# START OF SUPPLIED RECORDS

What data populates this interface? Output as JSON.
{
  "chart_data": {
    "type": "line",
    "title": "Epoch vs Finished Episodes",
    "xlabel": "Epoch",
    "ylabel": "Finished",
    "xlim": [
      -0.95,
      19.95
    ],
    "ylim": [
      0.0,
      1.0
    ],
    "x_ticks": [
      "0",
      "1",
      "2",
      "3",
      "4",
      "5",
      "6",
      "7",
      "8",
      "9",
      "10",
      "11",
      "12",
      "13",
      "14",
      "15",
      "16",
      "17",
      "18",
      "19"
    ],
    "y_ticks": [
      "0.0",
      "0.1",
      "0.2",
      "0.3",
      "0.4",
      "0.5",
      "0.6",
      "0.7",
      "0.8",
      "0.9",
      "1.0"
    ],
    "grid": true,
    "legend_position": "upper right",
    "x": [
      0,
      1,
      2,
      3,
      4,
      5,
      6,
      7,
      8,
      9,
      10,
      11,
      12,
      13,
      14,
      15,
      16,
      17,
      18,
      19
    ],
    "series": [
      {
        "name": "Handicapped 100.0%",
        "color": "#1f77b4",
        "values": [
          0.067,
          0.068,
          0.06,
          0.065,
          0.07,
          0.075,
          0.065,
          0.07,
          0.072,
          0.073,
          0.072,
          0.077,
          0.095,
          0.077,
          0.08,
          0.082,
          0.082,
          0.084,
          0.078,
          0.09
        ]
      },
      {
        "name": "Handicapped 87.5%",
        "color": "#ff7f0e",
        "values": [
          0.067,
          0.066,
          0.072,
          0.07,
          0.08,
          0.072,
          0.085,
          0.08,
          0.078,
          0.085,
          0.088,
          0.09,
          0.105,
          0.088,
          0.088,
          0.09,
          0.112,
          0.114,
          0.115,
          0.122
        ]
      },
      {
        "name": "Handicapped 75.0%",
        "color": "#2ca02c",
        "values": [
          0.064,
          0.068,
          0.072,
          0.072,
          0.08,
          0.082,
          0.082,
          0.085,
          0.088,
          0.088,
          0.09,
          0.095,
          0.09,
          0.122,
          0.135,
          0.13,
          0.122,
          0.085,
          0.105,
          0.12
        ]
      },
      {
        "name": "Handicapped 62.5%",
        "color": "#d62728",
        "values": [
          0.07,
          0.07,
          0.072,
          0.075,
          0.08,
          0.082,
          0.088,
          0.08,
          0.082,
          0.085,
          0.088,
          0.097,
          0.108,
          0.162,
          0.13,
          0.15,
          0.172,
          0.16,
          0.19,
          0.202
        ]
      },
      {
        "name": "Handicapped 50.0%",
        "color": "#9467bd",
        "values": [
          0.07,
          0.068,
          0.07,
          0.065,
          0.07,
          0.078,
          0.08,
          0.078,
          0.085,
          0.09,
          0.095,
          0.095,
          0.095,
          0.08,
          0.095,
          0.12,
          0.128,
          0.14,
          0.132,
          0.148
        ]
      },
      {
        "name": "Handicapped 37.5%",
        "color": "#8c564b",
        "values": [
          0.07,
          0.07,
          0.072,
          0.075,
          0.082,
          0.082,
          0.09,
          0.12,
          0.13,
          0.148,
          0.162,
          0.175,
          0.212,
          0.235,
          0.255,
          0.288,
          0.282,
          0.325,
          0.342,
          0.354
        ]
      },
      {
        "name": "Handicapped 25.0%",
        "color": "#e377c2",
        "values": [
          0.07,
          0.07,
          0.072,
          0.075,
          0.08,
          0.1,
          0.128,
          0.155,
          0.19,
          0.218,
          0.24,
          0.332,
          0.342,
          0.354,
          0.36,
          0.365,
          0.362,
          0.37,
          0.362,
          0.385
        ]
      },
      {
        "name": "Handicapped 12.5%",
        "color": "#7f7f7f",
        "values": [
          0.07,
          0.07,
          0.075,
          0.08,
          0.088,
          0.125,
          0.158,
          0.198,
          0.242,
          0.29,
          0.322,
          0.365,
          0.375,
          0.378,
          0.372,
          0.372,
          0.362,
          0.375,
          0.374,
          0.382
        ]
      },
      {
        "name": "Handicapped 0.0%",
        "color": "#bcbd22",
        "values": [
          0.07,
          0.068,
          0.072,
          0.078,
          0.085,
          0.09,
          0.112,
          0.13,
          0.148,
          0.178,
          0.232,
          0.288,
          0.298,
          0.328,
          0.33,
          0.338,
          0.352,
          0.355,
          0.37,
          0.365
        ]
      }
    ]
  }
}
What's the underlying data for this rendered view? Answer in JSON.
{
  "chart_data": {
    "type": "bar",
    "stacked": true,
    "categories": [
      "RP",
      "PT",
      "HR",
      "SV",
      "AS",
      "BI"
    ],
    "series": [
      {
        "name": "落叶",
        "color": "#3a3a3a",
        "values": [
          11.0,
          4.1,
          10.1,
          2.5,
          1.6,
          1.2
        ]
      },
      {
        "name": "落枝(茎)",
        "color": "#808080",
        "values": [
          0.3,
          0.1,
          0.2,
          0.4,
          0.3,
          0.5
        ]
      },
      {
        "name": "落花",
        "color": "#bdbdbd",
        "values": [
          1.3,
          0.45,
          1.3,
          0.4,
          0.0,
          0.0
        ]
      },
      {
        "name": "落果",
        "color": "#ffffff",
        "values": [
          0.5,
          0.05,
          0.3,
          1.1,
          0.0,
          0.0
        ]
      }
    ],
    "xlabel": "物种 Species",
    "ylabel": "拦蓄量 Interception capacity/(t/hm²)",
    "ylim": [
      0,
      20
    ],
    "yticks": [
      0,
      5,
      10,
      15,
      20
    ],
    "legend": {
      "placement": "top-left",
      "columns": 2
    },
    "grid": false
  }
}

# END OF SUPPLIED RECORDS

_CHALLENGE:_ Track down every line with the word "this" and copy it.

_RESULT OF THE EXERCISE:_
What data populates this interface? Output as JSON.
What's the underlying data for this rendered view? Answer in JSON.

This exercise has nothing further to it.